What you need to do
Drop the pictures; give again exactly the lines from the one holding "Extract the structured" through the end of the data.

#### Source material ####

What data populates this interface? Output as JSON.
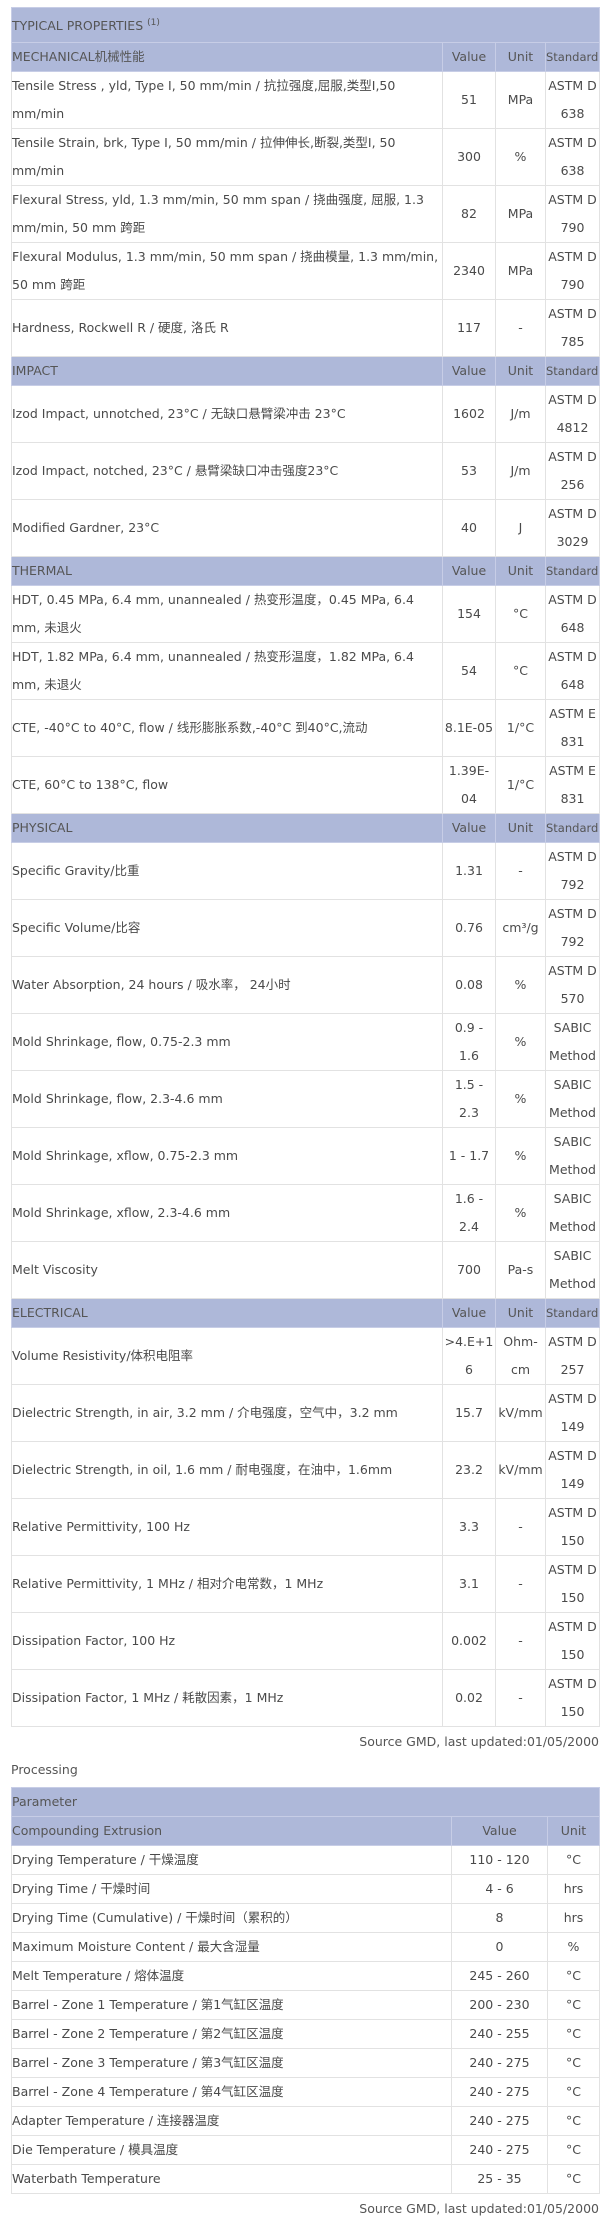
{
  "properties": {
    "title": "TYPICAL PROPERTIES",
    "title_note": "(1)",
    "col_value": "Value",
    "col_unit": "Unit",
    "col_standard": "Standard",
    "sections": [
      {
        "name": "MECHANICAL机械性能",
        "rows": [
          {
            "label": "Tensile Stress , yld, Type I, 50 mm/min / 抗拉强度,屈服,类型I,50 mm/min",
            "value": "51",
            "unit": "MPa",
            "standard": "ASTM D 638"
          },
          {
            "label": "Tensile Strain, brk, Type I, 50 mm/min / 拉伸伸长,断裂,类型I, 50 mm/min",
            "value": "300",
            "unit": "%",
            "standard": "ASTM D 638"
          },
          {
            "label": "Flexural Stress, yld, 1.3 mm/min, 50 mm span / 挠曲强度, 屈服, 1.3 mm/min, 50 mm 跨距",
            "value": "82",
            "unit": "MPa",
            "standard": "ASTM D 790"
          },
          {
            "label": "Flexural Modulus, 1.3 mm/min, 50 mm span / 挠曲模量, 1.3 mm/min, 50 mm 跨距",
            "value": "2340",
            "unit": "MPa",
            "standard": "ASTM D 790"
          },
          {
            "label": "Hardness, Rockwell R / 硬度, 洛氏 R",
            "value": "117",
            "unit": "-",
            "standard": "ASTM D 785"
          }
        ]
      },
      {
        "name": "IMPACT",
        "rows": [
          {
            "label": "Izod Impact, unnotched, 23°C / 无缺口悬臂梁冲击 23°C",
            "value": "1602",
            "unit": "J/m",
            "standard": "ASTM D 4812"
          },
          {
            "label": "Izod Impact, notched, 23°C / 悬臂梁缺口冲击强度23°C",
            "value": "53",
            "unit": "J/m",
            "standard": "ASTM D 256"
          },
          {
            "label": "Modified Gardner, 23°C",
            "value": "40",
            "unit": "J",
            "standard": "ASTM D 3029"
          }
        ]
      },
      {
        "name": "THERMAL",
        "rows": [
          {
            "label": "HDT, 0.45 MPa, 6.4 mm, unannealed / 热变形温度，0.45 MPa, 6.4 mm, 未退火",
            "value": "154",
            "unit": "°C",
            "standard": "ASTM D 648"
          },
          {
            "label": "HDT, 1.82 MPa, 6.4 mm, unannealed / 热变形温度，1.82 MPa, 6.4 mm, 未退火",
            "value": "54",
            "unit": "°C",
            "standard": "ASTM D 648"
          },
          {
            "label": "CTE, -40°C to 40°C, flow / 线形膨胀系数,-40°C 到40°C,流动",
            "value": "8.1E-05",
            "unit": "1/°C",
            "standard": "ASTM E 831"
          },
          {
            "label": "CTE, 60°C to 138°C, flow",
            "value": "1.39E-04",
            "unit": "1/°C",
            "standard": "ASTM E 831"
          }
        ]
      },
      {
        "name": "PHYSICAL",
        "rows": [
          {
            "label": "Specific Gravity/比重",
            "value": "1.31",
            "unit": "-",
            "standard": "ASTM D 792"
          },
          {
            "label": "Specific Volume/比容",
            "value": "0.76",
            "unit": "cm³/g",
            "standard": "ASTM D 792"
          },
          {
            "label": "Water Absorption, 24 hours / 吸水率， 24小时",
            "value": "0.08",
            "unit": "%",
            "standard": "ASTM D 570"
          },
          {
            "label": "Mold Shrinkage, flow, 0.75-2.3 mm",
            "value": "0.9 - 1.6",
            "unit": "%",
            "standard": "SABIC Method"
          },
          {
            "label": "Mold Shrinkage, flow, 2.3-4.6 mm",
            "value": "1.5 - 2.3",
            "unit": "%",
            "standard": "SABIC Method"
          },
          {
            "label": "Mold Shrinkage, xflow, 0.75-2.3 mm",
            "value": "1 - 1.7",
            "unit": "%",
            "standard": "SABIC Method"
          },
          {
            "label": "Mold Shrinkage, xflow, 2.3-4.6 mm",
            "value": "1.6 - 2.4",
            "unit": "%",
            "standard": "SABIC Method"
          },
          {
            "label": "Melt Viscosity",
            "value": "700",
            "unit": "Pa-s",
            "standard": "SABIC Method"
          }
        ]
      },
      {
        "name": "ELECTRICAL",
        "rows": [
          {
            "label": "Volume Resistivity/体积电阻率",
            "value": ">4.E+16",
            "unit": "Ohm-cm",
            "standard": "ASTM D 257"
          },
          {
            "label": "Dielectric Strength, in air, 3.2 mm / 介电强度，空气中，3.2 mm",
            "value": "15.7",
            "unit": "kV/mm",
            "standard": "ASTM D 149"
          },
          {
            "label": "Dielectric Strength, in oil, 1.6 mm / 耐电强度，在油中，1.6mm",
            "value": "23.2",
            "unit": "kV/mm",
            "standard": "ASTM D 149"
          },
          {
            "label": "Relative Permittivity, 100 Hz",
            "value": "3.3",
            "unit": "-",
            "standard": "ASTM D 150"
          },
          {
            "label": "Relative Permittivity, 1 MHz / 相对介电常数，1 MHz",
            "value": "3.1",
            "unit": "-",
            "standard": "ASTM D 150"
          },
          {
            "label": "Dissipation Factor, 100 Hz",
            "value": "0.002",
            "unit": "-",
            "standard": "ASTM D 150"
          },
          {
            "label": "Dissipation Factor, 1 MHz / 耗散因素，1 MHz",
            "value": "0.02",
            "unit": "-",
            "standard": "ASTM D 150"
          }
        ]
      }
    ],
    "source": "Source GMD, last updated:01/05/2000"
  },
  "processing": {
    "title": "Processing",
    "header": "Parameter",
    "section": "Compounding Extrusion",
    "col_value": "Value",
    "col_unit": "Unit",
    "rows": [
      {
        "label": "Drying Temperature / 干燥温度",
        "value": "110 - 120",
        "unit": "°C"
      },
      {
        "label": "Drying Time / 干燥时间",
        "value": "4 - 6",
        "unit": "hrs"
      },
      {
        "label": "Drying Time (Cumulative) / 干燥时间（累积的）",
        "value": "8",
        "unit": "hrs"
      },
      {
        "label": "Maximum Moisture Content / 最大含湿量",
        "value": "0",
        "unit": "%"
      },
      {
        "label": "Melt Temperature / 熔体温度",
        "value": "245 - 260",
        "unit": "°C"
      },
      {
        "label": "Barrel - Zone 1 Temperature / 第1气缸区温度",
        "value": "200 - 230",
        "unit": "°C"
      },
      {
        "label": "Barrel - Zone 2 Temperature / 第2气缸区温度",
        "value": "240 - 255",
        "unit": "°C"
      },
      {
        "label": "Barrel - Zone 3 Temperature / 第3气缸区温度",
        "value": "240 - 275",
        "unit": "°C"
      },
      {
        "label": "Barrel - Zone 4 Temperature / 第4气缸区温度",
        "value": "240 - 275",
        "unit": "°C"
      },
      {
        "label": "Adapter Temperature / 连接器温度",
        "value": "240 - 275",
        "unit": "°C"
      },
      {
        "label": "Die Temperature / 模具温度",
        "value": "240 - 275",
        "unit": "°C"
      },
      {
        "label": "Waterbath Temperature",
        "value": "25 - 35",
        "unit": "°C"
      }
    ],
    "source": "Source GMD, last updated:01/05/2000"
  },
  "colors": {
    "header_bg": "#aeb8d9",
    "text": "#4a4a4a"
  }
}
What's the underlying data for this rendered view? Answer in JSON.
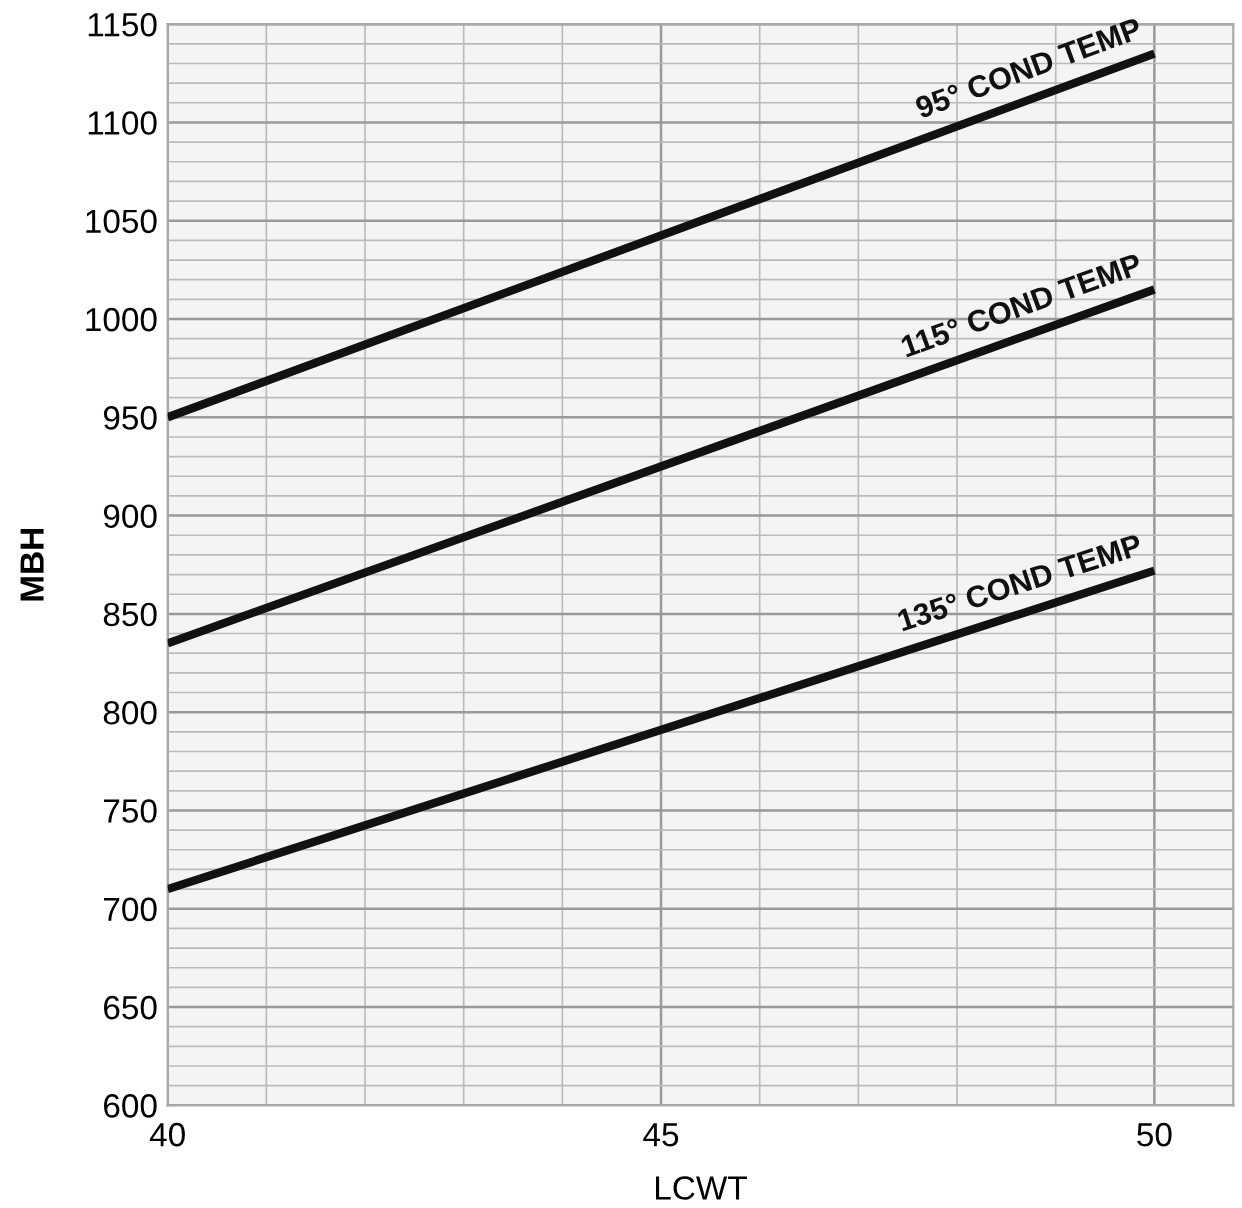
{
  "chart_data": {
    "type": "line",
    "xlabel": "LCWT",
    "ylabel": "MBH",
    "x": [
      40,
      50
    ],
    "series": [
      {
        "name": "95° COND TEMP",
        "color": "#111111",
        "values": [
          950,
          1135
        ]
      },
      {
        "name": "115° COND TEMP",
        "color": "#111111",
        "values": [
          835,
          1015
        ]
      },
      {
        "name": "135° COND TEMP",
        "color": "#111111",
        "values": [
          710,
          872
        ]
      }
    ],
    "xlim": [
      40,
      50.8
    ],
    "ylim": [
      600,
      1150
    ],
    "xticks": [
      40,
      45,
      50
    ],
    "yticks": [
      600,
      650,
      700,
      750,
      800,
      850,
      900,
      950,
      1000,
      1050,
      1100,
      1150
    ],
    "grid": true,
    "line_style": "solid",
    "marker": "none"
  }
}
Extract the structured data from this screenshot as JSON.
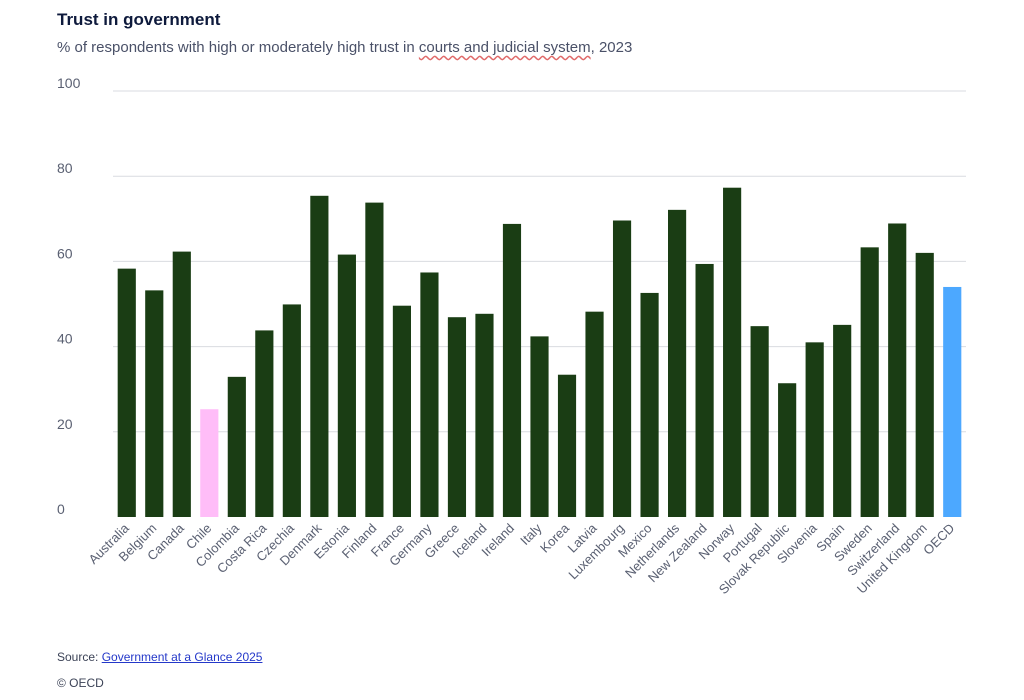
{
  "header": {
    "title": "Trust in government",
    "subtitle_prefix": "% of respondents with high or moderately high trust in ",
    "subtitle_highlight": "courts and judicial system",
    "subtitle_suffix": ", 2023"
  },
  "chart_data": {
    "type": "bar",
    "title": "Trust in government",
    "subtitle": "% of respondents with high or moderately high trust in courts and judicial system, 2023",
    "xlabel": "",
    "ylabel": "",
    "ylim": [
      0,
      100
    ],
    "yticks": [
      0,
      20,
      40,
      60,
      80,
      100
    ],
    "grid": true,
    "categories": [
      "Australia",
      "Belgium",
      "Canada",
      "Chile",
      "Colombia",
      "Costa Rica",
      "Czechia",
      "Denmark",
      "Estonia",
      "Finland",
      "France",
      "Germany",
      "Greece",
      "Iceland",
      "Ireland",
      "Italy",
      "Korea",
      "Latvia",
      "Luxembourg",
      "Mexico",
      "Netherlands",
      "New Zealand",
      "Norway",
      "Portugal",
      "Slovak Republic",
      "Slovenia",
      "Spain",
      "Sweden",
      "Switzerland",
      "United Kingdom",
      "OECD"
    ],
    "values": [
      58.3,
      53.2,
      62.3,
      25.3,
      32.9,
      43.8,
      49.9,
      75.4,
      61.6,
      73.8,
      49.6,
      57.4,
      46.9,
      47.7,
      68.8,
      42.4,
      33.4,
      48.2,
      69.6,
      52.6,
      72.1,
      59.4,
      77.3,
      44.8,
      31.4,
      41.0,
      45.1,
      63.3,
      68.9,
      62.0,
      54.0
    ],
    "colors": {
      "default": "#1a3d14",
      "Chile": "#ffbdf8",
      "OECD": "#4ca8ff"
    }
  },
  "footer": {
    "source_label": "Source: ",
    "source_link": "Government at a Glance 2025",
    "copyright": "© OECD"
  }
}
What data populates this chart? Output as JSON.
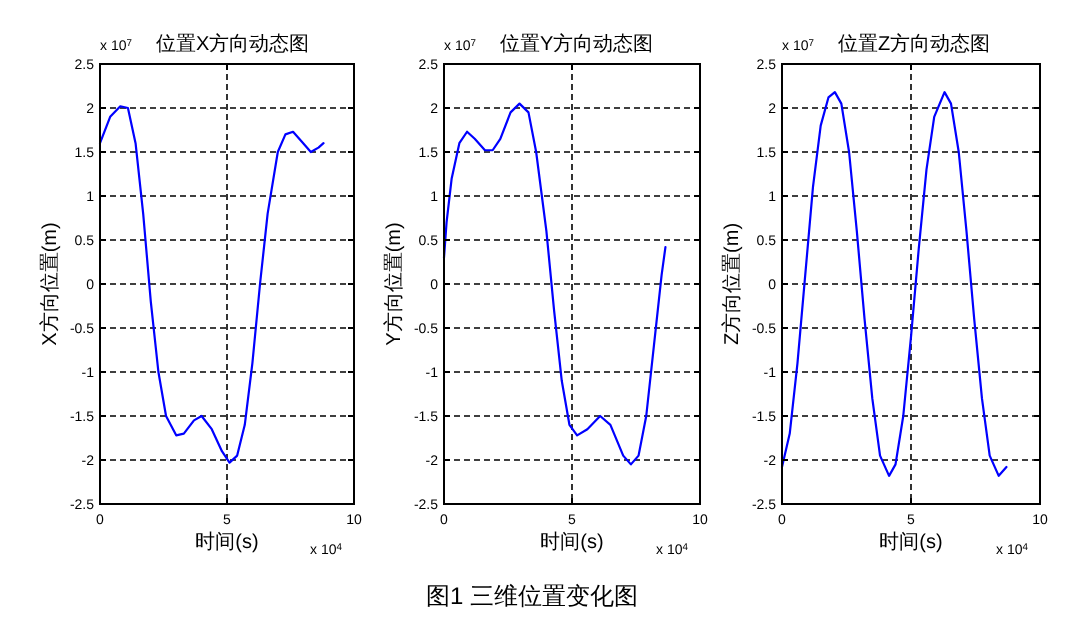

####

The solution
Extract the structured data from this screenshot as JSON.
{
  "header": {
    "title": "Trust in government",
    "subtitle_prefix": "% of respondents with high or moderately high trust in ",
    "subtitle_highlight": "courts and judicial system",
    "subtitle_suffix": ", 2023"
  },
  "chart_data": {
    "type": "bar",
    "title": "Trust in government",
    "subtitle": "% of respondents with high or moderately high trust in courts and judicial system, 2023",
    "xlabel": "",
    "ylabel": "",
    "ylim": [
      0,
      100
    ],
    "yticks": [
      0,
      20,
      40,
      60,
      80,
      100
    ],
    "grid": true,
    "categories": [
      "Australia",
      "Belgium",
      "Canada",
      "Chile",
      "Colombia",
      "Costa Rica",
      "Czechia",
      "Denmark",
      "Estonia",
      "Finland",
      "France",
      "Germany",
      "Greece",
      "Iceland",
      "Ireland",
      "Italy",
      "Korea",
      "Latvia",
      "Luxembourg",
      "Mexico",
      "Netherlands",
      "New Zealand",
      "Norway",
      "Portugal",
      "Slovak Republic",
      "Slovenia",
      "Spain",
      "Sweden",
      "Switzerland",
      "United Kingdom",
      "OECD"
    ],
    "values": [
      58.3,
      53.2,
      62.3,
      25.3,
      32.9,
      43.8,
      49.9,
      75.4,
      61.6,
      73.8,
      49.6,
      57.4,
      46.9,
      47.7,
      68.8,
      42.4,
      33.4,
      48.2,
      69.6,
      52.6,
      72.1,
      59.4,
      77.3,
      44.8,
      31.4,
      41.0,
      45.1,
      63.3,
      68.9,
      62.0,
      54.0
    ],
    "colors": {
      "default": "#1a3d14",
      "Chile": "#ffbdf8",
      "OECD": "#4ca8ff"
    }
  },
  "footer": {
    "source_label": "Source: ",
    "source_link": "Government at a Glance 2025",
    "copyright": "© OECD"
  }
}
What data populates this chart? Output as JSON.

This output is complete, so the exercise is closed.